REQUIREMENT ▸ Write the listing below out again exactly, dropping the images.

Data records:
:::::
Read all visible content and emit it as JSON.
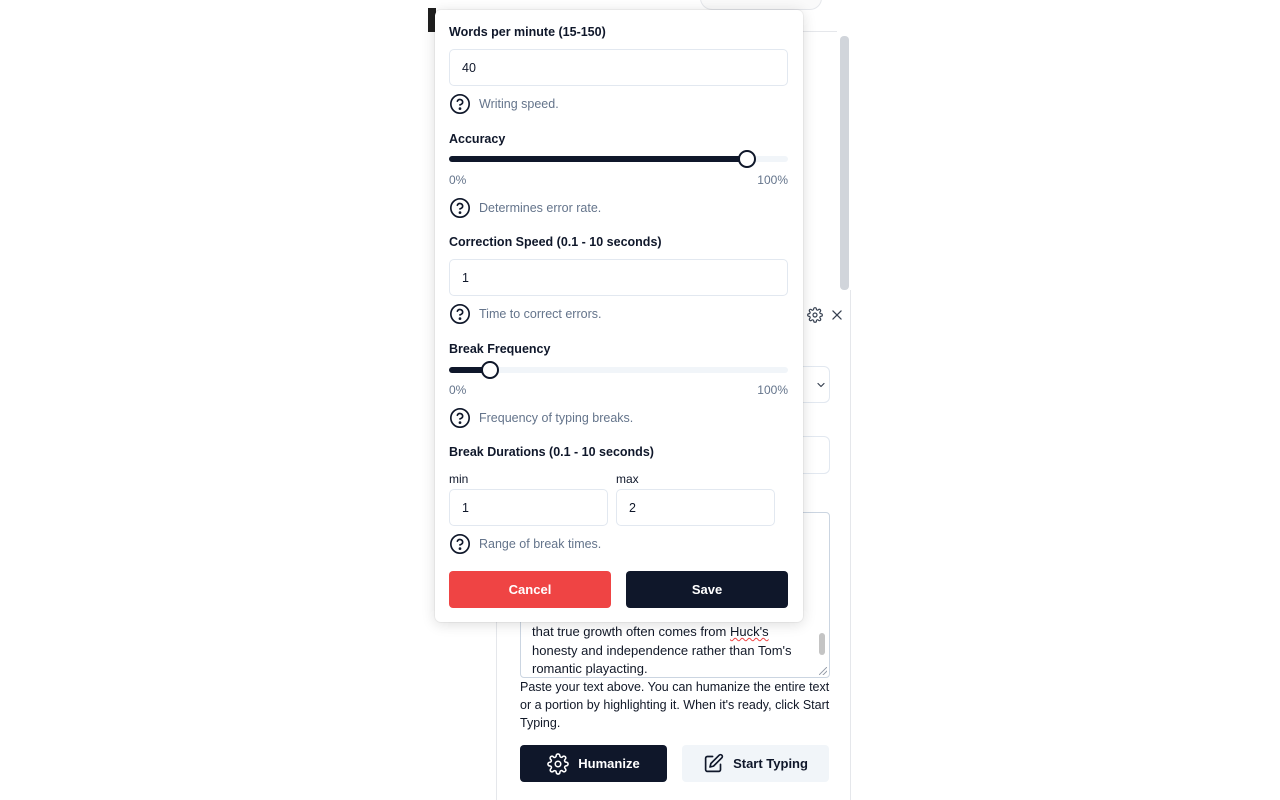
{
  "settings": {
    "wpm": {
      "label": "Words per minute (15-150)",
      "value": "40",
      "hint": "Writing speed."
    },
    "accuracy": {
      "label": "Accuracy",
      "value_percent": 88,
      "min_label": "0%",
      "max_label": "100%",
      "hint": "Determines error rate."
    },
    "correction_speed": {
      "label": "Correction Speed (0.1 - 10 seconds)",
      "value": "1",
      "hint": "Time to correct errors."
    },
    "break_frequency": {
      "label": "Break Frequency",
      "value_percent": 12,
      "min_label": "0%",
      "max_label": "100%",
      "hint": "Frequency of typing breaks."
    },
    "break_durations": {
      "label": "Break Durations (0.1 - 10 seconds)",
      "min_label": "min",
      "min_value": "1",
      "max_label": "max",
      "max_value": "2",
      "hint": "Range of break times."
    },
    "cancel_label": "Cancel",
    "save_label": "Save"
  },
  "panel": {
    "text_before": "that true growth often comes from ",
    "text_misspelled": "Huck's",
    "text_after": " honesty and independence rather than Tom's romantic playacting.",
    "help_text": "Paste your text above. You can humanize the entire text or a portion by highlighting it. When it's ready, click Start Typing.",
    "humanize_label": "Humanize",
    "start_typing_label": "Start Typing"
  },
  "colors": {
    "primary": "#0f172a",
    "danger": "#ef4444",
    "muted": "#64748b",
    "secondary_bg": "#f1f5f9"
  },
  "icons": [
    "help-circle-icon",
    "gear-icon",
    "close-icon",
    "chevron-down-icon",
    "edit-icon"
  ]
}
:::::
EXERCISE ANSWER ▸
Read all visible content and emit it as JSON.
{
  "settings": {
    "wpm": {
      "label": "Words per minute (15-150)",
      "value": "40",
      "hint": "Writing speed."
    },
    "accuracy": {
      "label": "Accuracy",
      "value_percent": 88,
      "min_label": "0%",
      "max_label": "100%",
      "hint": "Determines error rate."
    },
    "correction_speed": {
      "label": "Correction Speed (0.1 - 10 seconds)",
      "value": "1",
      "hint": "Time to correct errors."
    },
    "break_frequency": {
      "label": "Break Frequency",
      "value_percent": 12,
      "min_label": "0%",
      "max_label": "100%",
      "hint": "Frequency of typing breaks."
    },
    "break_durations": {
      "label": "Break Durations (0.1 - 10 seconds)",
      "min_label": "min",
      "min_value": "1",
      "max_label": "max",
      "max_value": "2",
      "hint": "Range of break times."
    },
    "cancel_label": "Cancel",
    "save_label": "Save"
  },
  "panel": {
    "text_before": "that true growth often comes from ",
    "text_misspelled": "Huck's",
    "text_after": " honesty and independence rather than Tom's romantic playacting.",
    "help_text": "Paste your text above. You can humanize the entire text or a portion by highlighting it. When it's ready, click Start Typing.",
    "humanize_label": "Humanize",
    "start_typing_label": "Start Typing"
  },
  "colors": {
    "primary": "#0f172a",
    "danger": "#ef4444",
    "muted": "#64748b",
    "secondary_bg": "#f1f5f9"
  },
  "icons": [
    "help-circle-icon",
    "gear-icon",
    "close-icon",
    "chevron-down-icon",
    "edit-icon"
  ]
}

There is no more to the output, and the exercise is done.